Return the material word for word. Do not include pictures.
>> Begin Data entries
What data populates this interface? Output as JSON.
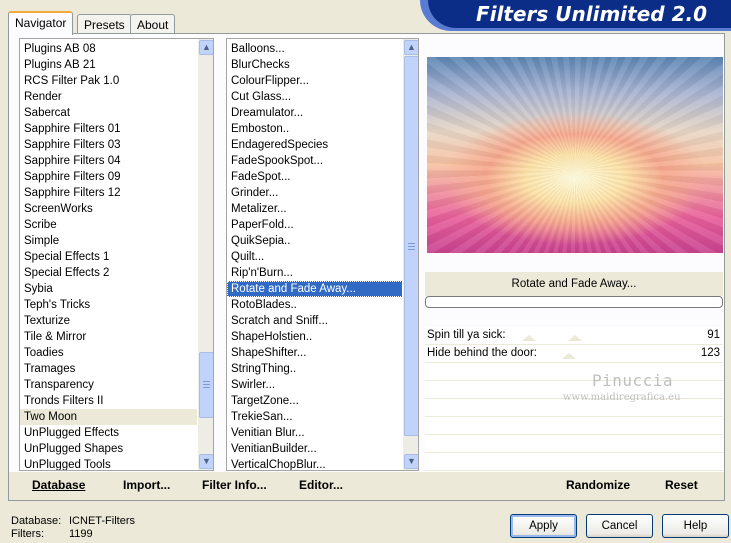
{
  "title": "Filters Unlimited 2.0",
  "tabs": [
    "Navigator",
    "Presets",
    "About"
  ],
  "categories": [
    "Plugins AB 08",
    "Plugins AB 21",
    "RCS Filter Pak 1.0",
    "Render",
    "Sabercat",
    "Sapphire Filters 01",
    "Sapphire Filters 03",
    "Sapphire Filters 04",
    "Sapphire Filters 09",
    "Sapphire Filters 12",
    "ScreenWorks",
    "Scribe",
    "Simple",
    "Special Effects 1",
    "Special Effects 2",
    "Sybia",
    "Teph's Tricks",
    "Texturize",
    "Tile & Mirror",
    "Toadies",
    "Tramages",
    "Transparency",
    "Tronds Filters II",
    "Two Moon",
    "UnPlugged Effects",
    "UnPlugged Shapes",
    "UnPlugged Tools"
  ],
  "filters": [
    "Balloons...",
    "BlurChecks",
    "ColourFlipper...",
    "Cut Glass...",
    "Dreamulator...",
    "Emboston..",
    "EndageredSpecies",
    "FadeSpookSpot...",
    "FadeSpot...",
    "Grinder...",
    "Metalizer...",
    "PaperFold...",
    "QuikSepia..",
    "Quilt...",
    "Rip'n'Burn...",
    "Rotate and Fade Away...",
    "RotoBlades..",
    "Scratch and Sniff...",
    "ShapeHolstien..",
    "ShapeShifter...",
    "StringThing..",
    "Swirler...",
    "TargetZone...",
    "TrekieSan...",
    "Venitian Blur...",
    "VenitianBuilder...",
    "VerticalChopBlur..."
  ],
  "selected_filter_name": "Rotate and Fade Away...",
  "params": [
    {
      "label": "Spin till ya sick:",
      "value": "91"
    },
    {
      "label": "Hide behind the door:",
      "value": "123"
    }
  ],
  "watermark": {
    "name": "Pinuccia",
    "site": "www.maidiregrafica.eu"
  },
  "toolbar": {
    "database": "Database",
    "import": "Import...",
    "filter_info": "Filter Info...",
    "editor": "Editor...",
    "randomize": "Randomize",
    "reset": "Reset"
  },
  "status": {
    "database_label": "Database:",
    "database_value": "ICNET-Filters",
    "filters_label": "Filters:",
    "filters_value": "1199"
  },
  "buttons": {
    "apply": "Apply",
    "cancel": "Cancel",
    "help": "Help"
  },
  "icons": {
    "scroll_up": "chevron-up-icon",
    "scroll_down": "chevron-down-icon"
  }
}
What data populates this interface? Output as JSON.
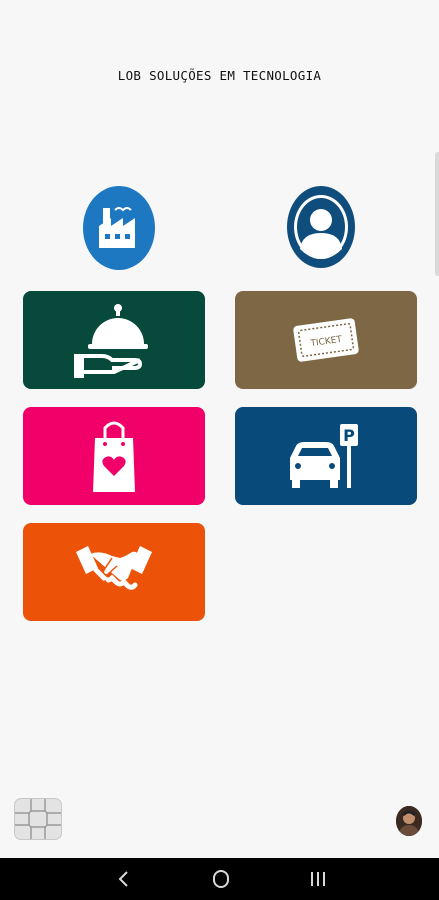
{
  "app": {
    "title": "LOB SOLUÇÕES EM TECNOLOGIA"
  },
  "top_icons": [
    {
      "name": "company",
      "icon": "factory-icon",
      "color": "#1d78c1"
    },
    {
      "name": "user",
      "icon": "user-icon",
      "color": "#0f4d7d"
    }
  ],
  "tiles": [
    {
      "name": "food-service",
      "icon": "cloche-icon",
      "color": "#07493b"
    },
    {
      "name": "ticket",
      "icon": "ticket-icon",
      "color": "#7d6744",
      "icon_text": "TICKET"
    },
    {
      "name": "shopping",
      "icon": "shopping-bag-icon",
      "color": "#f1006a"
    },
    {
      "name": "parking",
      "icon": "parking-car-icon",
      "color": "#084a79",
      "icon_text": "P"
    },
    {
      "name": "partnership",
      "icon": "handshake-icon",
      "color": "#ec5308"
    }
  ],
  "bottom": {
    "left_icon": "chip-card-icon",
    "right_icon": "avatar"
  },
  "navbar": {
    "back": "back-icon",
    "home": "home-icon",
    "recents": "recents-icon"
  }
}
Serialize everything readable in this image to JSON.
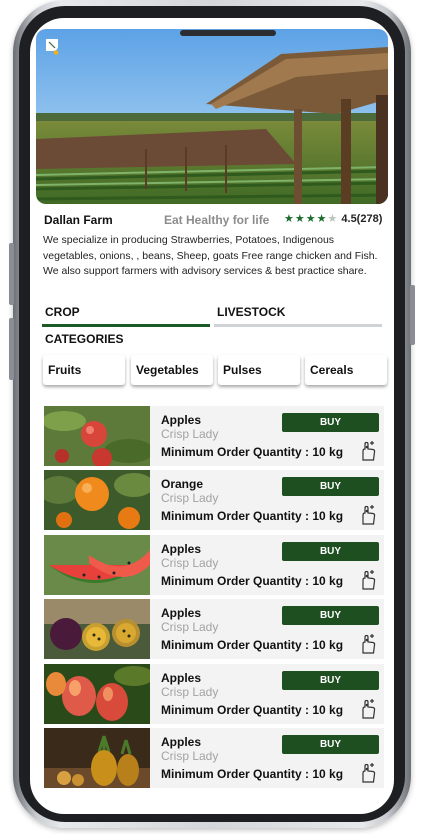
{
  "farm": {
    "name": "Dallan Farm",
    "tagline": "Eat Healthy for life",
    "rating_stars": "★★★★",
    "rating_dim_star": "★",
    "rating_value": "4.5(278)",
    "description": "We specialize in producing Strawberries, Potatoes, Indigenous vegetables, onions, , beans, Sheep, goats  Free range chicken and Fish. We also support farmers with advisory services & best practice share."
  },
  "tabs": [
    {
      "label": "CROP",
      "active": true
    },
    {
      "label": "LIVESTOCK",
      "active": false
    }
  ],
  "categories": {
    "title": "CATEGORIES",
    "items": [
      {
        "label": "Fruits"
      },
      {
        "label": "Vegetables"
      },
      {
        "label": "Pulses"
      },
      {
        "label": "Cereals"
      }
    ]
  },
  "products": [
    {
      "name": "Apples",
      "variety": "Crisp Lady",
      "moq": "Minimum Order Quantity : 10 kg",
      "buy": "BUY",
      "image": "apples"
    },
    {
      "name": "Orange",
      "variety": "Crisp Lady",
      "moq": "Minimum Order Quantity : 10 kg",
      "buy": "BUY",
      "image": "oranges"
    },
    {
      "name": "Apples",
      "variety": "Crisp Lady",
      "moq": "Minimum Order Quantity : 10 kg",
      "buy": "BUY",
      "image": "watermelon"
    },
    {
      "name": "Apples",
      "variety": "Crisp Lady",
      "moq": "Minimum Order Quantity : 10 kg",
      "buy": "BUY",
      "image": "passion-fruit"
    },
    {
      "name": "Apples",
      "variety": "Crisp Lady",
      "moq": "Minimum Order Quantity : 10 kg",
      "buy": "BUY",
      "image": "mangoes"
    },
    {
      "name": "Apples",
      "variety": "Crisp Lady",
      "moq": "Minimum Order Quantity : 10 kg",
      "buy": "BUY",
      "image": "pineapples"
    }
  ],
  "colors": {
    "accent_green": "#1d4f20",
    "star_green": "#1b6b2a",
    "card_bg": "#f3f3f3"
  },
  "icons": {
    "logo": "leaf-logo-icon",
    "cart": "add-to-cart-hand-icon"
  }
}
>> End Data entries
▶ _Response to the exercise_
What data populates this interface? Output as JSON.
{
  "title": "Filters Unlimited 2.0",
  "tabs": [
    "Navigator",
    "Presets",
    "About"
  ],
  "categories": [
    "Plugins AB 08",
    "Plugins AB 21",
    "RCS Filter Pak 1.0",
    "Render",
    "Sabercat",
    "Sapphire Filters 01",
    "Sapphire Filters 03",
    "Sapphire Filters 04",
    "Sapphire Filters 09",
    "Sapphire Filters 12",
    "ScreenWorks",
    "Scribe",
    "Simple",
    "Special Effects 1",
    "Special Effects 2",
    "Sybia",
    "Teph's Tricks",
    "Texturize",
    "Tile & Mirror",
    "Toadies",
    "Tramages",
    "Transparency",
    "Tronds Filters II",
    "Two Moon",
    "UnPlugged Effects",
    "UnPlugged Shapes",
    "UnPlugged Tools"
  ],
  "filters": [
    "Balloons...",
    "BlurChecks",
    "ColourFlipper...",
    "Cut Glass...",
    "Dreamulator...",
    "Emboston..",
    "EndageredSpecies",
    "FadeSpookSpot...",
    "FadeSpot...",
    "Grinder...",
    "Metalizer...",
    "PaperFold...",
    "QuikSepia..",
    "Quilt...",
    "Rip'n'Burn...",
    "Rotate and Fade Away...",
    "RotoBlades..",
    "Scratch and Sniff...",
    "ShapeHolstien..",
    "ShapeShifter...",
    "StringThing..",
    "Swirler...",
    "TargetZone...",
    "TrekieSan...",
    "Venitian Blur...",
    "VenitianBuilder...",
    "VerticalChopBlur..."
  ],
  "selected_filter_name": "Rotate and Fade Away...",
  "params": [
    {
      "label": "Spin till ya sick:",
      "value": "91"
    },
    {
      "label": "Hide behind the door:",
      "value": "123"
    }
  ],
  "watermark": {
    "name": "Pinuccia",
    "site": "www.maidiregrafica.eu"
  },
  "toolbar": {
    "database": "Database",
    "import": "Import...",
    "filter_info": "Filter Info...",
    "editor": "Editor...",
    "randomize": "Randomize",
    "reset": "Reset"
  },
  "status": {
    "database_label": "Database:",
    "database_value": "ICNET-Filters",
    "filters_label": "Filters:",
    "filters_value": "1199"
  },
  "buttons": {
    "apply": "Apply",
    "cancel": "Cancel",
    "help": "Help"
  },
  "icons": {
    "scroll_up": "chevron-up-icon",
    "scroll_down": "chevron-down-icon"
  }
}
What data populates this interface? Output as JSON.
{
  "app": {
    "title": "LOB SOLUÇÕES EM TECNOLOGIA"
  },
  "top_icons": [
    {
      "name": "company",
      "icon": "factory-icon",
      "color": "#1d78c1"
    },
    {
      "name": "user",
      "icon": "user-icon",
      "color": "#0f4d7d"
    }
  ],
  "tiles": [
    {
      "name": "food-service",
      "icon": "cloche-icon",
      "color": "#07493b"
    },
    {
      "name": "ticket",
      "icon": "ticket-icon",
      "color": "#7d6744",
      "icon_text": "TICKET"
    },
    {
      "name": "shopping",
      "icon": "shopping-bag-icon",
      "color": "#f1006a"
    },
    {
      "name": "parking",
      "icon": "parking-car-icon",
      "color": "#084a79",
      "icon_text": "P"
    },
    {
      "name": "partnership",
      "icon": "handshake-icon",
      "color": "#ec5308"
    }
  ],
  "bottom": {
    "left_icon": "chip-card-icon",
    "right_icon": "avatar"
  },
  "navbar": {
    "back": "back-icon",
    "home": "home-icon",
    "recents": "recents-icon"
  }
}
Serialize everything readable in this image to JSON.
{
  "farm": {
    "name": "Dallan Farm",
    "tagline": "Eat Healthy for life",
    "rating_stars": "★★★★",
    "rating_dim_star": "★",
    "rating_value": "4.5(278)",
    "description": "We specialize in producing Strawberries, Potatoes, Indigenous vegetables, onions, , beans, Sheep, goats  Free range chicken and Fish. We also support farmers with advisory services & best practice share."
  },
  "tabs": [
    {
      "label": "CROP",
      "active": true
    },
    {
      "label": "LIVESTOCK",
      "active": false
    }
  ],
  "categories": {
    "title": "CATEGORIES",
    "items": [
      {
        "label": "Fruits"
      },
      {
        "label": "Vegetables"
      },
      {
        "label": "Pulses"
      },
      {
        "label": "Cereals"
      }
    ]
  },
  "products": [
    {
      "name": "Apples",
      "variety": "Crisp Lady",
      "moq": "Minimum Order Quantity : 10 kg",
      "buy": "BUY",
      "image": "apples"
    },
    {
      "name": "Orange",
      "variety": "Crisp Lady",
      "moq": "Minimum Order Quantity : 10 kg",
      "buy": "BUY",
      "image": "oranges"
    },
    {
      "name": "Apples",
      "variety": "Crisp Lady",
      "moq": "Minimum Order Quantity : 10 kg",
      "buy": "BUY",
      "image": "watermelon"
    },
    {
      "name": "Apples",
      "variety": "Crisp Lady",
      "moq": "Minimum Order Quantity : 10 kg",
      "buy": "BUY",
      "image": "passion-fruit"
    },
    {
      "name": "Apples",
      "variety": "Crisp Lady",
      "moq": "Minimum Order Quantity : 10 kg",
      "buy": "BUY",
      "image": "mangoes"
    },
    {
      "name": "Apples",
      "variety": "Crisp Lady",
      "moq": "Minimum Order Quantity : 10 kg",
      "buy": "BUY",
      "image": "pineapples"
    }
  ],
  "colors": {
    "accent_green": "#1d4f20",
    "star_green": "#1b6b2a",
    "card_bg": "#f3f3f3"
  },
  "icons": {
    "logo": "leaf-logo-icon",
    "cart": "add-to-cart-hand-icon"
  }
}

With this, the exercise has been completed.